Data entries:
━━━━━━
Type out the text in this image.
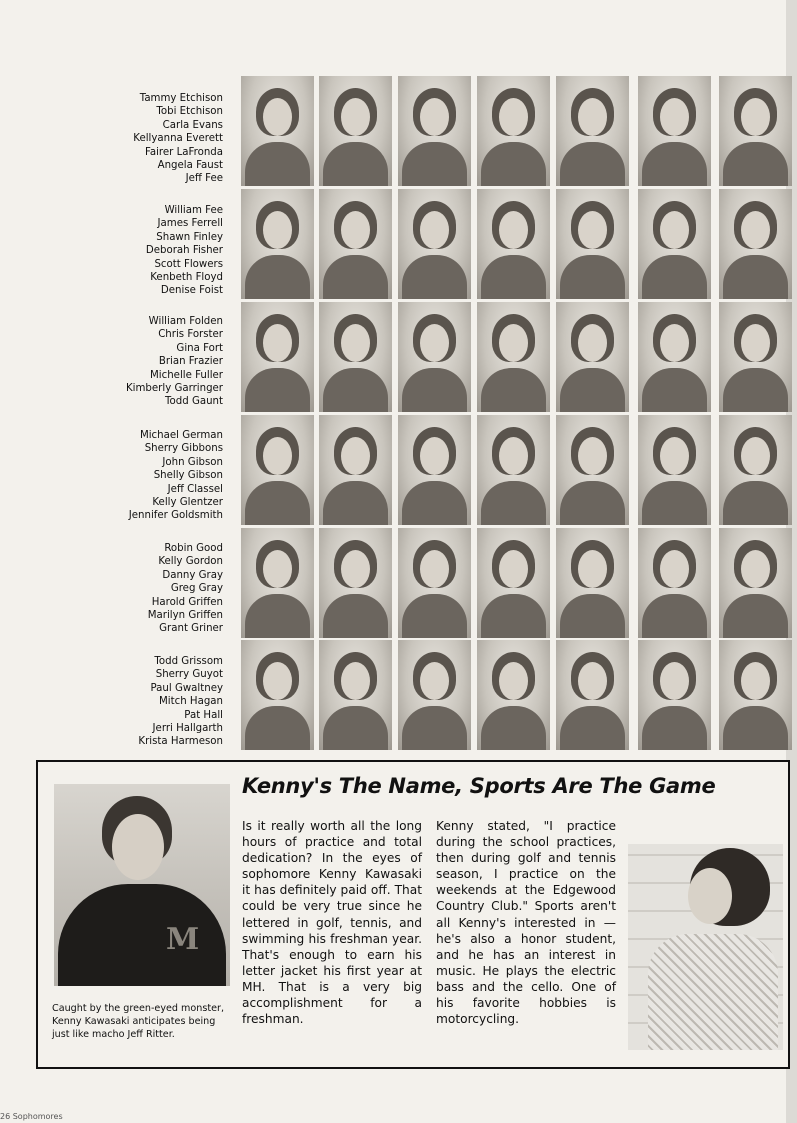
Tammy Etchison
Tobi Etchison
Carla Evans
Kellyanna Everett
Fairer LaFronda
Angela Faust
Jeff Fee
William Fee
James Ferrell
Shawn Finley
Deborah Fisher
Scott Flowers
Kenbeth Floyd
Denise Foist
William Folden
Chris Forster
Gina Fort
Brian Frazier
Michelle Fuller
Kimberly Garringer
Todd Gaunt
Michael German
Sherry Gibbons
John Gibson
Shelly Gibson
Jeff Classel
Kelly Glentzer
Jennifer Goldsmith
Robin Good
Kelly Gordon
Danny Gray
Greg Gray
Harold Griffen
Marilyn Griffen
Grant Griner
Todd Grissom
Sherry Guyot
Paul Gwaltney
Mitch Hagan
Pat Hall
Jerri Hallgarth
Krista Harmeson
M
Caught by the green-eyed monster, Kenny Kawasaki anticipates being just like macho Jeff Ritter.
Kenny's The Name, Sports Are The Game
Is it really worth all the long hours of practice and total dedication? In the eyes of sophomore Kenny Kawasaki it has definitely paid off. That could be very true since he lettered in golf, tennis, and swimming his freshman year. That's enough to earn his letter jacket his first year at MH. That is a very big accomplishment for a freshman.
Kenny stated, "I practice during the school practices, then during golf and tennis season, I practice on the weekends at the Edgewood Country Club." Sports aren't all Kenny's interested in — he's also a honor student, and he has an interest in music. He plays the electric bass and the cello. One of his favorite hobbies is motorcycling.
26 Sophomores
━━━━━━
◆ **Instructions to follow**
Find all lines with "Sports" in them and copy each one.

◆ **Full response**
Kenny's The Name, Sports Are The Game
Kenny stated, "I practice during the school practices, then during golf and tennis season, I practice on the weekends at the Edgewood Country Club." Sports aren't all Kenny's interested in — he's also a honor student, and he has an interest in music. He plays the electric bass and the cello. One of his favorite hobbies is motorcycling.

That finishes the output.